*** Input for this task
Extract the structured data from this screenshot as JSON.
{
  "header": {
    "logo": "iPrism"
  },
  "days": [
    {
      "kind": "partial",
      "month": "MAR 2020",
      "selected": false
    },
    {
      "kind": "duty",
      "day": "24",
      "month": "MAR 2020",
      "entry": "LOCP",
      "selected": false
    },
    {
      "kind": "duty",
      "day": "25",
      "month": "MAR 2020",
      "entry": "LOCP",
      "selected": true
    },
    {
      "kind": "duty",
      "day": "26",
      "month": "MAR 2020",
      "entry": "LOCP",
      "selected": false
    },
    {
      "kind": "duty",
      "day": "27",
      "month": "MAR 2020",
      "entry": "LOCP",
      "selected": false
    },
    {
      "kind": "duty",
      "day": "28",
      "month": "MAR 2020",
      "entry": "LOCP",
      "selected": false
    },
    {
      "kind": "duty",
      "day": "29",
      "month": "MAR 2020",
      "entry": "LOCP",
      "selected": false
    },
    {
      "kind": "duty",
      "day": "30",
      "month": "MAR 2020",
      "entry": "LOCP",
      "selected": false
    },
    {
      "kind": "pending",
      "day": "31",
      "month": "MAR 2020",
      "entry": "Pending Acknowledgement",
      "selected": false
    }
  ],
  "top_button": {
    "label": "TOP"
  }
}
******
- Given task
Print the whole listing again, exactly.

- Answer for this exercise
Extract the structured data from this screenshot as JSON.
{
  "header": {
    "logo": "iPrism"
  },
  "days": [
    {
      "kind": "partial",
      "month": "MAR 2020",
      "selected": false
    },
    {
      "kind": "duty",
      "day": "24",
      "month": "MAR 2020",
      "entry": "LOCP",
      "selected": false
    },
    {
      "kind": "duty",
      "day": "25",
      "month": "MAR 2020",
      "entry": "LOCP",
      "selected": true
    },
    {
      "kind": "duty",
      "day": "26",
      "month": "MAR 2020",
      "entry": "LOCP",
      "selected": false
    },
    {
      "kind": "duty",
      "day": "27",
      "month": "MAR 2020",
      "entry": "LOCP",
      "selected": false
    },
    {
      "kind": "duty",
      "day": "28",
      "month": "MAR 2020",
      "entry": "LOCP",
      "selected": false
    },
    {
      "kind": "duty",
      "day": "29",
      "month": "MAR 2020",
      "entry": "LOCP",
      "selected": false
    },
    {
      "kind": "duty",
      "day": "30",
      "month": "MAR 2020",
      "entry": "LOCP",
      "selected": false
    },
    {
      "kind": "pending",
      "day": "31",
      "month": "MAR 2020",
      "entry": "Pending Acknowledgement",
      "selected": false
    }
  ],
  "top_button": {
    "label": "TOP"
  }
}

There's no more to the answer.